TASK DIRECTIONS:
Find the lines holding the word "this" and collect them.

....

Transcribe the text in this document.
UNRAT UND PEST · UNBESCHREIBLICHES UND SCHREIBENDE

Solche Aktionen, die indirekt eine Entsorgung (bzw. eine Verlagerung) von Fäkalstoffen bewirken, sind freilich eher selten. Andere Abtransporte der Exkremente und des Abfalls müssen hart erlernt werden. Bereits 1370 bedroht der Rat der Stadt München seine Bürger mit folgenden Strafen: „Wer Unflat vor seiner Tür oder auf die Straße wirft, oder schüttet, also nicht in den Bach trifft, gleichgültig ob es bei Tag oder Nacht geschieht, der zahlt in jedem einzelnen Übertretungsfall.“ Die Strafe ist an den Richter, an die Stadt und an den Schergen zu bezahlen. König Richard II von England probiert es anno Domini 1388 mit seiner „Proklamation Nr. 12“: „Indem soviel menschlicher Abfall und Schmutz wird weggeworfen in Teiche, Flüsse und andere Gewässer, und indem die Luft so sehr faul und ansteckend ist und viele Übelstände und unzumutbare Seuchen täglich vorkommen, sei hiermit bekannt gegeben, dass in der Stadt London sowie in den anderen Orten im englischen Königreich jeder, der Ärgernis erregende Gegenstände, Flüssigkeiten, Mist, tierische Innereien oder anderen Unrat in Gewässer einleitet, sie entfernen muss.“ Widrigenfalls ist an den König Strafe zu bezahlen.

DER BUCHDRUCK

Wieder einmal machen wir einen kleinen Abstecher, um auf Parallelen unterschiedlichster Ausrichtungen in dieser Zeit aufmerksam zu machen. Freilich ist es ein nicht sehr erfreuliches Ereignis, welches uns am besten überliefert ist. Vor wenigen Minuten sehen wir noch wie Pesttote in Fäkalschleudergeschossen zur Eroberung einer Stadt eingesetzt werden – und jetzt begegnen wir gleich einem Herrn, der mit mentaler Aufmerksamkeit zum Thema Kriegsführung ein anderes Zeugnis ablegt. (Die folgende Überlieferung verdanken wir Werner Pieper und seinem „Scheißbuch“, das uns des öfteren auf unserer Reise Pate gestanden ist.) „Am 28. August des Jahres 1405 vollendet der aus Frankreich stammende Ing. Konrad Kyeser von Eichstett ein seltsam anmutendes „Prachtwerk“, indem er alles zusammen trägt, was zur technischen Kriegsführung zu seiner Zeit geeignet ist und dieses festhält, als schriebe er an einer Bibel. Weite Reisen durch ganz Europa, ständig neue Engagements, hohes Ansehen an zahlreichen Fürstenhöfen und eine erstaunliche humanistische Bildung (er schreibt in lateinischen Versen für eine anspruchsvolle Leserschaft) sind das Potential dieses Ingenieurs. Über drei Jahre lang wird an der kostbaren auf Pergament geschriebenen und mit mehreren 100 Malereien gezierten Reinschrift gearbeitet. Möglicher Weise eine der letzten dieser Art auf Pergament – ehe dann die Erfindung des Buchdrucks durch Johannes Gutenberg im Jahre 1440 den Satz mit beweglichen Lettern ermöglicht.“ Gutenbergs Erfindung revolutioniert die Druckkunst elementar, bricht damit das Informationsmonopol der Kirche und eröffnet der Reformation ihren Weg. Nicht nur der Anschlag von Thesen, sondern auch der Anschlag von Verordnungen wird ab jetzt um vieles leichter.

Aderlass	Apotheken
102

....

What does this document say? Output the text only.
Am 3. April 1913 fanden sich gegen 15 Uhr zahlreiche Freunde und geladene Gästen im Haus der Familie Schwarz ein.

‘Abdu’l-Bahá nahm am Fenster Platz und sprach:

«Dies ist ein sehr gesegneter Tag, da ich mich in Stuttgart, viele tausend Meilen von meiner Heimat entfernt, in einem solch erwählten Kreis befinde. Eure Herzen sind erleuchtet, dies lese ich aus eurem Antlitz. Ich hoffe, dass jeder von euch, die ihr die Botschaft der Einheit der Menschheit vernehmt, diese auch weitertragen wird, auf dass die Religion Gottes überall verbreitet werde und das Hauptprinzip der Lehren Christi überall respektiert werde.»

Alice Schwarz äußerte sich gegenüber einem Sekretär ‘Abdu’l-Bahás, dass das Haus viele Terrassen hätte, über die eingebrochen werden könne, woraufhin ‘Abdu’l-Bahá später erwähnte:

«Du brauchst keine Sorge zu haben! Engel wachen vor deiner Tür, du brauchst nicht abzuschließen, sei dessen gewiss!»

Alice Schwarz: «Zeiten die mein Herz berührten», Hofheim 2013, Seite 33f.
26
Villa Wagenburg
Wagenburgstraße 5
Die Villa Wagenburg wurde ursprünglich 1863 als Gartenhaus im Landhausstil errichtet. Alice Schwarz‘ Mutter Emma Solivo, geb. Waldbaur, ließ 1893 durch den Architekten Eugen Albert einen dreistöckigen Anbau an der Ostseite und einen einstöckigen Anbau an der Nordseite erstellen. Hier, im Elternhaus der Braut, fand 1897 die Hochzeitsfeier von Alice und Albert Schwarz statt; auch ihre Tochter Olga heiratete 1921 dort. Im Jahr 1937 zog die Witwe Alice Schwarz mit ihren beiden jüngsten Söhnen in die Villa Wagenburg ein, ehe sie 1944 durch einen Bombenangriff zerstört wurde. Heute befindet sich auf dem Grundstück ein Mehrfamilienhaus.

....

OUTPUT:
Transcribe the text in this document.
What does this document say? Output the text only.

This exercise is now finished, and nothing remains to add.